Extracted data entries:
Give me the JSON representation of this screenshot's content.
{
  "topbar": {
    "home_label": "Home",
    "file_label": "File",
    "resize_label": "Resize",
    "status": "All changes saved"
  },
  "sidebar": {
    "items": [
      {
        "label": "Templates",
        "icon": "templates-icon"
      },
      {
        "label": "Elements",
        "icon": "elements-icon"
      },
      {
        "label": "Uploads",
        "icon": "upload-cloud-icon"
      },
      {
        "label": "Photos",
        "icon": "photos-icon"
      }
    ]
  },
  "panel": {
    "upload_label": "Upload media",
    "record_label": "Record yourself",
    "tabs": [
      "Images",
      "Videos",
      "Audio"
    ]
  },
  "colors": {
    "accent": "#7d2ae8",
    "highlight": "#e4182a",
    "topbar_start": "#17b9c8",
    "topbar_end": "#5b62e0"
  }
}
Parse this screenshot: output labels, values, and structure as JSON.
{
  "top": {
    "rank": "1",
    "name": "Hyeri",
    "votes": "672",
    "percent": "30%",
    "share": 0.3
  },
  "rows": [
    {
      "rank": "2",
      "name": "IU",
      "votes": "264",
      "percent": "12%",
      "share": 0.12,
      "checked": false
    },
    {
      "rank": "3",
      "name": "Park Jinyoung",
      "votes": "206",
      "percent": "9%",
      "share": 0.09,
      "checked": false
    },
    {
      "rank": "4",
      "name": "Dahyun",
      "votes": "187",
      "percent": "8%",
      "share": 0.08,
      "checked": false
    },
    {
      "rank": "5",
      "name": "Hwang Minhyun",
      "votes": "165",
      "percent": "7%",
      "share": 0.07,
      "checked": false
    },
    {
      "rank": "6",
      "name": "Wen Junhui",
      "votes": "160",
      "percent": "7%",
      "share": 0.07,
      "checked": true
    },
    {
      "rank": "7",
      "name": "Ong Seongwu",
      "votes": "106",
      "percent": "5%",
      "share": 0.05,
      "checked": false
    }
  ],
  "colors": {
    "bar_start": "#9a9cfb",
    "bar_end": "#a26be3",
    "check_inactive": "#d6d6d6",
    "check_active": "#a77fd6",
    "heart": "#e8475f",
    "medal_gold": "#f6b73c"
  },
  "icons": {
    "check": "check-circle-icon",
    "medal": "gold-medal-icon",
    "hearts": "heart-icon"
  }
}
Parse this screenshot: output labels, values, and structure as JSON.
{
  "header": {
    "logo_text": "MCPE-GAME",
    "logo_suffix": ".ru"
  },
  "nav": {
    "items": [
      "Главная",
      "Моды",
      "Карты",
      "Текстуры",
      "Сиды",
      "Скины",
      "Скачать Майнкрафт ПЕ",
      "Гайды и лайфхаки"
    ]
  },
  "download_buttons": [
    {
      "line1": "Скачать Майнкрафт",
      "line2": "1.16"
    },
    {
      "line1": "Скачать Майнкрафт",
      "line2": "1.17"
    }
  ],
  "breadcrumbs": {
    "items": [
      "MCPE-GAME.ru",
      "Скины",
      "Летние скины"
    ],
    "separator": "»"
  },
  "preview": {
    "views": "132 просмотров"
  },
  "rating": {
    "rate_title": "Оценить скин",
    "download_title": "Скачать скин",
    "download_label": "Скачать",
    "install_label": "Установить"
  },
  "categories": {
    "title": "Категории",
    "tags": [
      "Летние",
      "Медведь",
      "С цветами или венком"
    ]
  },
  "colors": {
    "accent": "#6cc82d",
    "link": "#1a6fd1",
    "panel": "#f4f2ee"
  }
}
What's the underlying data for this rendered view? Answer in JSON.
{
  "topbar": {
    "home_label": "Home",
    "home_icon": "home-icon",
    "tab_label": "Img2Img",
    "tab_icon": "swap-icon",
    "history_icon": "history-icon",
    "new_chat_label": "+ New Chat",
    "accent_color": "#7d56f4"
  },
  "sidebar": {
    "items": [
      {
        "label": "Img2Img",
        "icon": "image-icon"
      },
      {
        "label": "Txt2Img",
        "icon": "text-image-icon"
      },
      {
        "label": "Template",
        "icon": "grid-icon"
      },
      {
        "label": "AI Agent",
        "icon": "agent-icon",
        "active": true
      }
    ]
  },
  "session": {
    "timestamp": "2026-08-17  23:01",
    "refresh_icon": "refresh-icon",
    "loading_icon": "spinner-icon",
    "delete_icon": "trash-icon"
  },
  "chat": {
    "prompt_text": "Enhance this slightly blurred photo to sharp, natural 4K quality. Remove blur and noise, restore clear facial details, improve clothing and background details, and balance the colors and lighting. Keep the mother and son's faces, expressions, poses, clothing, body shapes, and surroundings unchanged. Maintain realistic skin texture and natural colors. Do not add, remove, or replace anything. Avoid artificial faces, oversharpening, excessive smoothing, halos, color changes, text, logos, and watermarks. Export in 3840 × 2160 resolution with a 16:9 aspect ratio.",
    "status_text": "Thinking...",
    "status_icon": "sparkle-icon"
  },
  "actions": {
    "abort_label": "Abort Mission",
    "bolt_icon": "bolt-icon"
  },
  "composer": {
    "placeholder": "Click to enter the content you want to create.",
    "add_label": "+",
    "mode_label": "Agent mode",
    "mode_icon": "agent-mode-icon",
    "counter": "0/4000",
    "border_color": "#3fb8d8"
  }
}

§ Task details
Pick out the lines that include the word "Скачать" and write them out.

§ Output of the task
      "Скачать Майнкрафт ПЕ",
      "line1": "Скачать Майнкрафт",
      "line1": "Скачать Майнкрафт",
    "download_title": "Скачать скин",
    "download_label": "Скачать",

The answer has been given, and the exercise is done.